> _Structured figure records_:
________

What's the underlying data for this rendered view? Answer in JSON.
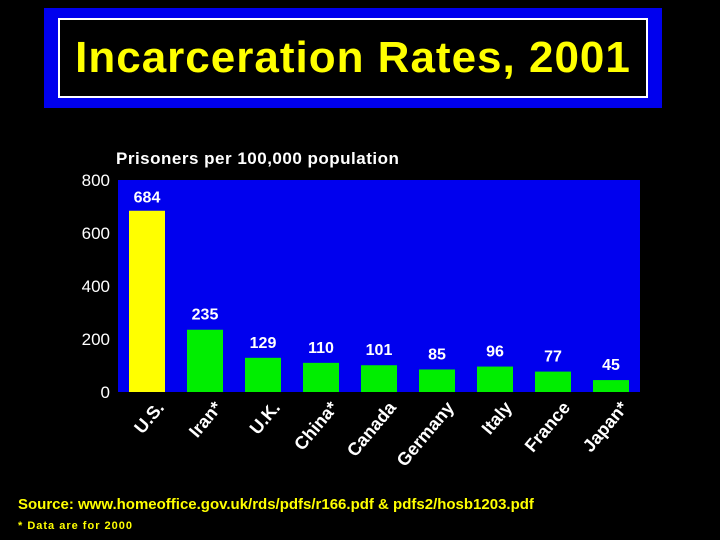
{
  "page": {
    "title": "Incarceration Rates, 2001",
    "source": "Source: www.homeoffice.gov.uk/rds/pdfs/r166.pdf & pdfs2/hosb1203.pdf",
    "note": "* Data are for 2000"
  },
  "colors": {
    "background": "#000000",
    "plot_area": "#0000ee",
    "highlight_bar": "#ffff00",
    "bar": "#00ee00",
    "text": "#ffffff",
    "title_text": "#ffff00"
  },
  "chart_data": {
    "type": "bar",
    "title": "Prisoners per 100,000 population",
    "categories": [
      "U.S.",
      "Iran*",
      "U.K.",
      "China*",
      "Canada",
      "Germany",
      "Italy",
      "France",
      "Japan*"
    ],
    "values": [
      684,
      235,
      129,
      110,
      101,
      85,
      96,
      77,
      45
    ],
    "highlight_index": 0,
    "ylim": [
      0,
      800
    ],
    "yticks": [
      0,
      200,
      400,
      600,
      800
    ],
    "grid": false,
    "legend": "none"
  }
}
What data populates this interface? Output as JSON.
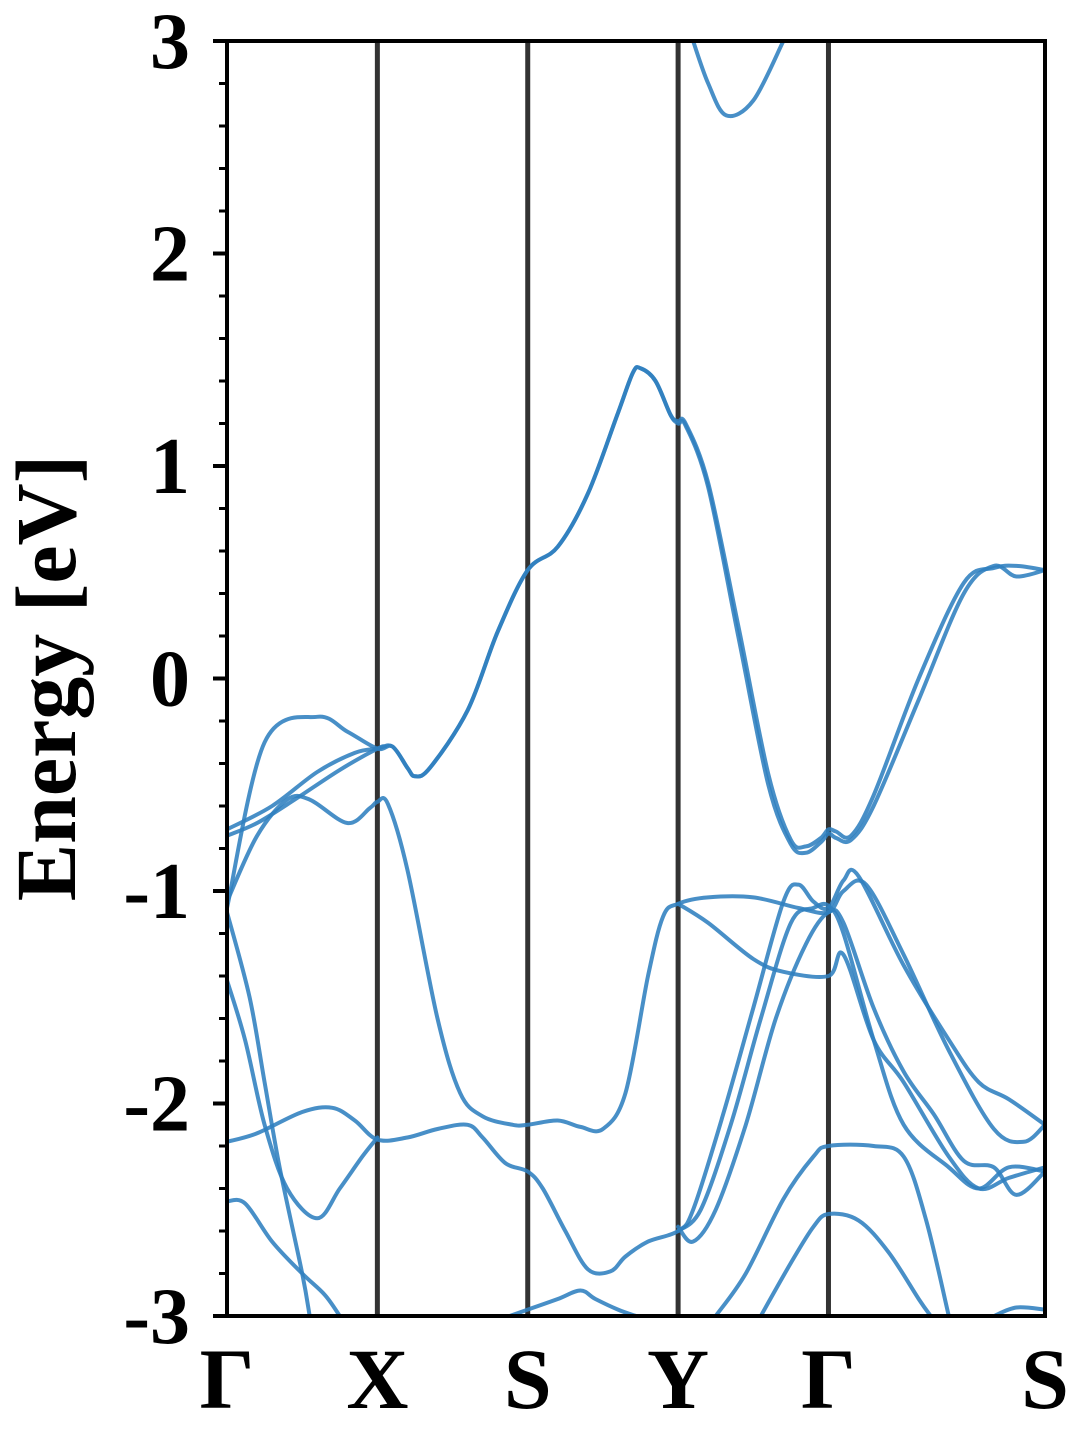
{
  "chart_data": {
    "type": "line",
    "title": "",
    "xlabel": "",
    "ylabel": "Energy [eV]",
    "ylim": [
      -3,
      3
    ],
    "yticks": [
      "-3",
      "-2",
      "-1",
      "0",
      "1",
      "2",
      "3"
    ],
    "high_symmetry_points": [
      {
        "label": "Γ",
        "x": 0.0
      },
      {
        "label": "X",
        "x": 1.0
      },
      {
        "label": "S",
        "x": 2.0
      },
      {
        "label": "Y",
        "x": 3.0
      },
      {
        "label": "Γ",
        "x": 4.0
      },
      {
        "label": "S",
        "x": 5.44
      }
    ],
    "grid": false,
    "line_color": "#2f7fbf",
    "kpath_line_color": "#333333",
    "series": [
      {
        "values": [
          [
            0,
            -1.08
          ],
          [
            0.25,
            -0.3
          ],
          [
            0.6,
            -0.18
          ],
          [
            0.8,
            -0.25
          ],
          [
            1,
            -0.33
          ],
          [
            1.1,
            -0.32
          ],
          [
            1.2,
            -0.42
          ],
          [
            1.25,
            -0.46
          ],
          [
            1.35,
            -0.42
          ],
          [
            1.6,
            -0.15
          ],
          [
            1.8,
            0.22
          ],
          [
            2,
            0.51
          ],
          [
            2.2,
            0.62
          ],
          [
            2.4,
            0.87
          ],
          [
            2.6,
            1.25
          ],
          [
            2.7,
            1.44
          ],
          [
            2.75,
            1.46
          ],
          [
            2.85,
            1.4
          ],
          [
            2.95,
            1.24
          ],
          [
            3,
            1.2
          ],
          [
            3.05,
            1.19
          ],
          [
            3.2,
            0.9
          ],
          [
            3.4,
            0.2
          ],
          [
            3.6,
            -0.5
          ],
          [
            3.75,
            -0.78
          ],
          [
            3.85,
            -0.82
          ],
          [
            3.95,
            -0.77
          ],
          [
            4,
            -0.73
          ],
          [
            4.05,
            -0.75
          ],
          [
            4.15,
            -0.76
          ],
          [
            4.3,
            -0.6
          ],
          [
            4.6,
            -0.1
          ],
          [
            4.9,
            0.4
          ],
          [
            5.1,
            0.53
          ],
          [
            5.25,
            0.48
          ],
          [
            5.44,
            0.51
          ]
        ]
      },
      {
        "values": [
          [
            0,
            -0.71
          ],
          [
            0.3,
            -0.6
          ],
          [
            0.6,
            -0.44
          ],
          [
            0.85,
            -0.35
          ],
          [
            1,
            -0.33
          ],
          [
            1.1,
            -0.32
          ],
          [
            1.2,
            -0.42
          ],
          [
            1.25,
            -0.46
          ],
          [
            1.35,
            -0.42
          ],
          [
            1.6,
            -0.15
          ],
          [
            1.8,
            0.22
          ],
          [
            2,
            0.51
          ],
          [
            2.2,
            0.62
          ],
          [
            2.4,
            0.87
          ],
          [
            2.6,
            1.25
          ],
          [
            2.7,
            1.44
          ],
          [
            2.75,
            1.46
          ],
          [
            2.85,
            1.4
          ],
          [
            2.95,
            1.24
          ],
          [
            3,
            1.21
          ],
          [
            3.05,
            1.2
          ],
          [
            3.2,
            0.92
          ],
          [
            3.4,
            0.25
          ],
          [
            3.6,
            -0.45
          ],
          [
            3.75,
            -0.76
          ],
          [
            3.85,
            -0.79
          ],
          [
            3.95,
            -0.75
          ],
          [
            4,
            -0.71
          ],
          [
            4.05,
            -0.72
          ],
          [
            4.15,
            -0.74
          ],
          [
            4.3,
            -0.55
          ],
          [
            4.6,
            0.0
          ],
          [
            4.9,
            0.45
          ],
          [
            5.1,
            0.52
          ],
          [
            5.25,
            0.53
          ],
          [
            5.44,
            0.51
          ]
        ]
      },
      {
        "values": [
          [
            0,
            -0.74
          ],
          [
            0.2,
            -0.68
          ],
          [
            0.45,
            -0.57
          ],
          [
            0.75,
            -0.43
          ],
          [
            1,
            -0.33
          ],
          [
            1.05,
            -0.32
          ]
        ]
      },
      {
        "values": [
          [
            0,
            -1.05
          ],
          [
            0.2,
            -0.74
          ],
          [
            0.4,
            -0.57
          ],
          [
            0.55,
            -0.57
          ],
          [
            0.8,
            -0.68
          ],
          [
            0.95,
            -0.61
          ],
          [
            1,
            -0.58
          ],
          [
            1.07,
            -0.59
          ],
          [
            1.2,
            -0.9
          ],
          [
            1.4,
            -1.6
          ],
          [
            1.55,
            -1.95
          ],
          [
            1.7,
            -2.06
          ],
          [
            1.9,
            -2.1
          ],
          [
            2,
            -2.1
          ],
          [
            2.2,
            -2.08
          ],
          [
            2.35,
            -2.11
          ],
          [
            2.5,
            -2.12
          ],
          [
            2.65,
            -1.95
          ],
          [
            2.8,
            -1.4
          ],
          [
            2.9,
            -1.12
          ],
          [
            3,
            -1.06
          ],
          [
            3.2,
            -1.03
          ],
          [
            3.5,
            -1.03
          ],
          [
            3.8,
            -1.08
          ],
          [
            4,
            -1.1
          ],
          [
            4.1,
            -1.0
          ],
          [
            4.25,
            -0.97
          ],
          [
            4.5,
            -1.3
          ],
          [
            4.8,
            -1.75
          ],
          [
            5.1,
            -2.12
          ],
          [
            5.3,
            -2.18
          ],
          [
            5.44,
            -2.1
          ]
        ]
      },
      {
        "values": [
          [
            3,
            -1.06
          ],
          [
            3.2,
            -1.15
          ],
          [
            3.5,
            -1.32
          ],
          [
            3.7,
            -1.38
          ],
          [
            4,
            -1.4
          ],
          [
            4.1,
            -1.3
          ],
          [
            4.3,
            -1.7
          ],
          [
            4.5,
            -1.9
          ],
          [
            4.8,
            -2.25
          ],
          [
            5,
            -2.4
          ],
          [
            5.2,
            -2.35
          ],
          [
            5.44,
            -2.3
          ]
        ]
      },
      {
        "values": [
          [
            0,
            -1.1
          ],
          [
            0.15,
            -1.5
          ],
          [
            0.25,
            -1.9
          ],
          [
            0.35,
            -2.3
          ],
          [
            0.5,
            -2.8
          ],
          [
            0.55,
            -3.0
          ]
        ]
      },
      {
        "values": [
          [
            0,
            -1.42
          ],
          [
            0.12,
            -1.7
          ],
          [
            0.25,
            -2.1
          ],
          [
            0.4,
            -2.4
          ],
          [
            0.6,
            -2.54
          ],
          [
            0.75,
            -2.4
          ],
          [
            0.9,
            -2.25
          ],
          [
            1,
            -2.16
          ]
        ]
      },
      {
        "values": [
          [
            0,
            -2.18
          ],
          [
            0.2,
            -2.14
          ],
          [
            0.5,
            -2.04
          ],
          [
            0.7,
            -2.02
          ],
          [
            0.85,
            -2.08
          ],
          [
            1,
            -2.17
          ],
          [
            1.2,
            -2.16
          ],
          [
            1.4,
            -2.12
          ],
          [
            1.6,
            -2.1
          ],
          [
            1.7,
            -2.16
          ],
          [
            1.85,
            -2.28
          ],
          [
            2,
            -2.32
          ],
          [
            2.1,
            -2.4
          ],
          [
            2.25,
            -2.6
          ],
          [
            2.4,
            -2.78
          ],
          [
            2.55,
            -2.79
          ],
          [
            2.65,
            -2.72
          ],
          [
            2.8,
            -2.65
          ],
          [
            3,
            -2.6
          ],
          [
            3.1,
            -2.5
          ],
          [
            3.3,
            -2.05
          ],
          [
            3.5,
            -1.55
          ],
          [
            3.7,
            -1.05
          ],
          [
            3.8,
            -0.97
          ],
          [
            3.9,
            -1.05
          ],
          [
            4,
            -1.08
          ],
          [
            4.1,
            -0.95
          ],
          [
            4.2,
            -0.93
          ],
          [
            4.5,
            -1.35
          ],
          [
            4.8,
            -1.7
          ],
          [
            5,
            -1.9
          ],
          [
            5.2,
            -1.98
          ],
          [
            5.44,
            -2.1
          ]
        ]
      },
      {
        "values": [
          [
            3,
            -2.6
          ],
          [
            3.15,
            -2.5
          ],
          [
            3.35,
            -2.1
          ],
          [
            3.55,
            -1.6
          ],
          [
            3.75,
            -1.15
          ],
          [
            3.9,
            -1.08
          ],
          [
            4,
            -1.07
          ],
          [
            4.1,
            -1.2
          ],
          [
            4.3,
            -1.7
          ],
          [
            4.5,
            -2.1
          ],
          [
            4.8,
            -2.3
          ],
          [
            5.0,
            -2.4
          ],
          [
            5.2,
            -2.3
          ],
          [
            5.44,
            -2.32
          ]
        ]
      },
      {
        "values": [
          [
            3,
            -2.58
          ],
          [
            3.1,
            -2.65
          ],
          [
            3.25,
            -2.5
          ],
          [
            3.45,
            -2.1
          ],
          [
            3.65,
            -1.6
          ],
          [
            3.85,
            -1.25
          ],
          [
            4,
            -1.1
          ],
          [
            4.1,
            -1.15
          ],
          [
            4.3,
            -1.55
          ],
          [
            4.5,
            -1.85
          ],
          [
            4.7,
            -2.05
          ],
          [
            4.9,
            -2.27
          ],
          [
            5.1,
            -2.3
          ],
          [
            5.25,
            -2.43
          ],
          [
            5.44,
            -2.32
          ]
        ]
      },
      {
        "values": [
          [
            0,
            -2.46
          ],
          [
            0.12,
            -2.47
          ],
          [
            0.3,
            -2.65
          ],
          [
            0.5,
            -2.8
          ],
          [
            0.65,
            -2.9
          ],
          [
            0.75,
            -3.0
          ]
        ]
      },
      {
        "values": [
          [
            1.88,
            -3.0
          ],
          [
            2,
            -2.97
          ],
          [
            2.2,
            -2.92
          ],
          [
            2.35,
            -2.88
          ],
          [
            2.45,
            -2.92
          ],
          [
            2.6,
            -2.97
          ],
          [
            2.72,
            -3.0
          ]
        ]
      },
      {
        "values": [
          [
            3.25,
            -3.0
          ],
          [
            3.45,
            -2.8
          ],
          [
            3.7,
            -2.45
          ],
          [
            3.9,
            -2.25
          ],
          [
            4,
            -2.2
          ],
          [
            4.3,
            -2.2
          ],
          [
            4.5,
            -2.25
          ],
          [
            4.65,
            -2.55
          ],
          [
            4.8,
            -3.0
          ]
        ]
      },
      {
        "values": [
          [
            3.55,
            -3.0
          ],
          [
            3.75,
            -2.75
          ],
          [
            3.9,
            -2.58
          ],
          [
            4,
            -2.52
          ],
          [
            4.2,
            -2.55
          ],
          [
            4.4,
            -2.7
          ],
          [
            4.6,
            -2.92
          ],
          [
            4.68,
            -3.0
          ]
        ]
      },
      {
        "values": [
          [
            5.1,
            -3.0
          ],
          [
            5.25,
            -2.96
          ],
          [
            5.44,
            -2.97
          ]
        ]
      },
      {
        "values": [
          [
            3.1,
            3.0
          ],
          [
            3.2,
            2.8
          ],
          [
            3.32,
            2.65
          ],
          [
            3.5,
            2.72
          ],
          [
            3.7,
            3.0
          ]
        ]
      }
    ]
  }
}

________

> _TASK INSTRUCTIONS_: In the material above, show every line where the word "this" turns up.

> _THE RESULT_:
What's the underlying data for this rendered view? Answer in JSON.
What data populates this interface? Output as JSON.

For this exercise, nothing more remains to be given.